RECORDED INFORMATION
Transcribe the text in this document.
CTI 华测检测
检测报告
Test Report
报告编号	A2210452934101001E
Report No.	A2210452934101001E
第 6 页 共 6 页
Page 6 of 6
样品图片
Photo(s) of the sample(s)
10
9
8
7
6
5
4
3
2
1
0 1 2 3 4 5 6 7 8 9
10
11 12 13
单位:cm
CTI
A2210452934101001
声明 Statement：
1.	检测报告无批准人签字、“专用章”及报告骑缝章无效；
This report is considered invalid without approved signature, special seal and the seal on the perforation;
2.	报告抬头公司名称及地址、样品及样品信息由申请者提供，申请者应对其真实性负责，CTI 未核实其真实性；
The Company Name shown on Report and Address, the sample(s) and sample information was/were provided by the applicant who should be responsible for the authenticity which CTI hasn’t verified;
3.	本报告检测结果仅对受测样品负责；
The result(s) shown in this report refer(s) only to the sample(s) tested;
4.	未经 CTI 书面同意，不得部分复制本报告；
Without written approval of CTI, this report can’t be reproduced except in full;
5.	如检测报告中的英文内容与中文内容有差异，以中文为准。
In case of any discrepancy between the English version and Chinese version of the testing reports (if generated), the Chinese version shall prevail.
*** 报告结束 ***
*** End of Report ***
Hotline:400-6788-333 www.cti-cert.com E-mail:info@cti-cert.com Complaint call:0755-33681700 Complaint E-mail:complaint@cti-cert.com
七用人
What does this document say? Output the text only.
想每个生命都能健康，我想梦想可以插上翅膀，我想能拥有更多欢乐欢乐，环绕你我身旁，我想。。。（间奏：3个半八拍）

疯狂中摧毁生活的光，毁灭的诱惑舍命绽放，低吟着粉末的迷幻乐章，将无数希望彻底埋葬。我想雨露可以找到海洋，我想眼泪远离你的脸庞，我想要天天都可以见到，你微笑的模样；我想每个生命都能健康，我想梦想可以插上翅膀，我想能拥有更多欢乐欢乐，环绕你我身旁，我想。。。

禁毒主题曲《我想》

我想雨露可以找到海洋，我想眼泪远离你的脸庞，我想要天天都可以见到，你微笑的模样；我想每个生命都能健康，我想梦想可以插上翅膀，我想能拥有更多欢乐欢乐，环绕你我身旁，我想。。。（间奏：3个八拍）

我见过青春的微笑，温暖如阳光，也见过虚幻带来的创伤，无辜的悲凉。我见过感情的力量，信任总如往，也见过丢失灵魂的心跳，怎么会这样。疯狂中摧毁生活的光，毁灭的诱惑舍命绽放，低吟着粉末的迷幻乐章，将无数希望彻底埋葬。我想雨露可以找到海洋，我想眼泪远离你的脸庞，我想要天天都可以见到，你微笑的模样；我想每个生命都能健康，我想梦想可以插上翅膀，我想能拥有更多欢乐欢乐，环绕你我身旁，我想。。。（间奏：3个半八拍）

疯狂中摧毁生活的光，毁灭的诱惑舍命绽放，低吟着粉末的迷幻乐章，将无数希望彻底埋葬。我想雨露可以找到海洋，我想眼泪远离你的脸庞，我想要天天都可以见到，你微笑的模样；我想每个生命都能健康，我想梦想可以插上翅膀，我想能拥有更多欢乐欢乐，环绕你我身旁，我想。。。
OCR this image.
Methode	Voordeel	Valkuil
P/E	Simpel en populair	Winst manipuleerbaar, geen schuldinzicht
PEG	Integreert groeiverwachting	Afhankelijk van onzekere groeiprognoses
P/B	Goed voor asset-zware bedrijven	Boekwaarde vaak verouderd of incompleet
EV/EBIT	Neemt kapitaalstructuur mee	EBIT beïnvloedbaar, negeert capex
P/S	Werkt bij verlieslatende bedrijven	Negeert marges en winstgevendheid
* * *
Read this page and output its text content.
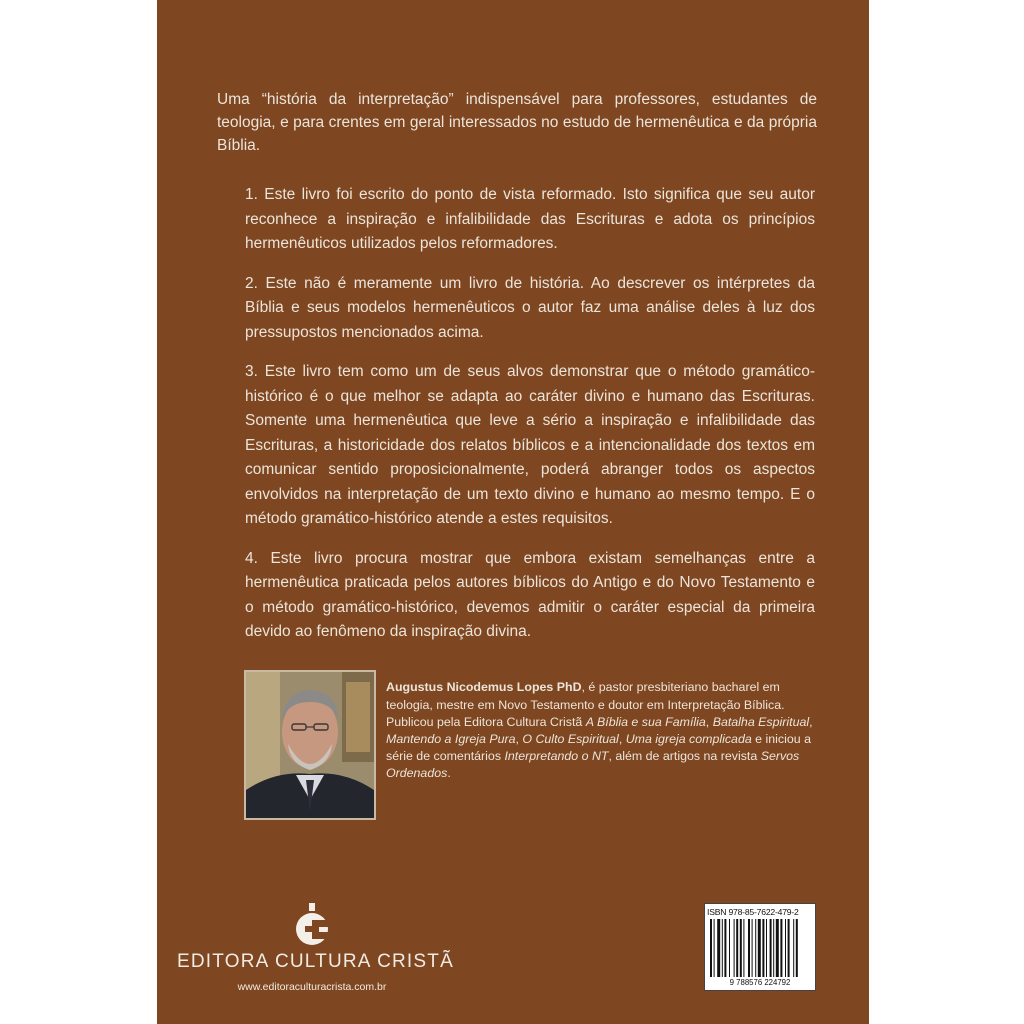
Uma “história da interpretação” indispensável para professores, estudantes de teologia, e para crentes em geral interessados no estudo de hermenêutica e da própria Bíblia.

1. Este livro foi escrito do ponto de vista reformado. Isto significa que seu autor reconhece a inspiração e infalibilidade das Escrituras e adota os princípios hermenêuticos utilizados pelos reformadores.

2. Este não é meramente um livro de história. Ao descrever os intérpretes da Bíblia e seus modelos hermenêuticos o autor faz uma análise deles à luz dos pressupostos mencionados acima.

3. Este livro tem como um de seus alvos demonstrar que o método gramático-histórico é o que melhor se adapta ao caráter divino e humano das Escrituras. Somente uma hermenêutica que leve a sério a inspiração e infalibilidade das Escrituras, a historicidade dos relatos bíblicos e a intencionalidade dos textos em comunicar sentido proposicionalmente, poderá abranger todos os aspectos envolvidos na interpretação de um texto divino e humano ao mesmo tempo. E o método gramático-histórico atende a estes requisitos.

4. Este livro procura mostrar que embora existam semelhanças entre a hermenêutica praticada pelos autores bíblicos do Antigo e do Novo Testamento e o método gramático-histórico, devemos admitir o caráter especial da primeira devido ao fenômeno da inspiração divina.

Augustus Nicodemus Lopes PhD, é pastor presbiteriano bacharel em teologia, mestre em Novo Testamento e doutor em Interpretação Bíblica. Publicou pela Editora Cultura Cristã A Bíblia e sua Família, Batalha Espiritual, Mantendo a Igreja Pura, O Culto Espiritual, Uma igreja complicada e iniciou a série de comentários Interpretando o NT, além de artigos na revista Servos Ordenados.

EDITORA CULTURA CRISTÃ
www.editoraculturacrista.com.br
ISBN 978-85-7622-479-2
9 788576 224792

WHAT YOU ARE ASKED TO DO
Above are the records; copy every line in them that holds the word "infalibilidade".

FINAL RESULT
1. Este livro foi escrito do ponto de vista reformado. Isto significa que seu autor reconhece a inspiração e infalibilidade das Escrituras e adota os princípios hermenêuticos utilizados pelos reformadores.
3. Este livro tem como um de seus alvos demonstrar que o método gramático-histórico é o que melhor se adapta ao caráter divino e humano das Escrituras. Somente uma hermenêutica que leve a sério a inspiração e infalibilidade das Escrituras, a historicidade dos relatos bíblicos e a intencionalidade dos textos em comunicar sentido proposicionalmente, poderá abranger todos os aspectos envolvidos na interpretação de um texto divino e humano ao mesmo tempo. E o método gramático-histórico atende a estes requisitos.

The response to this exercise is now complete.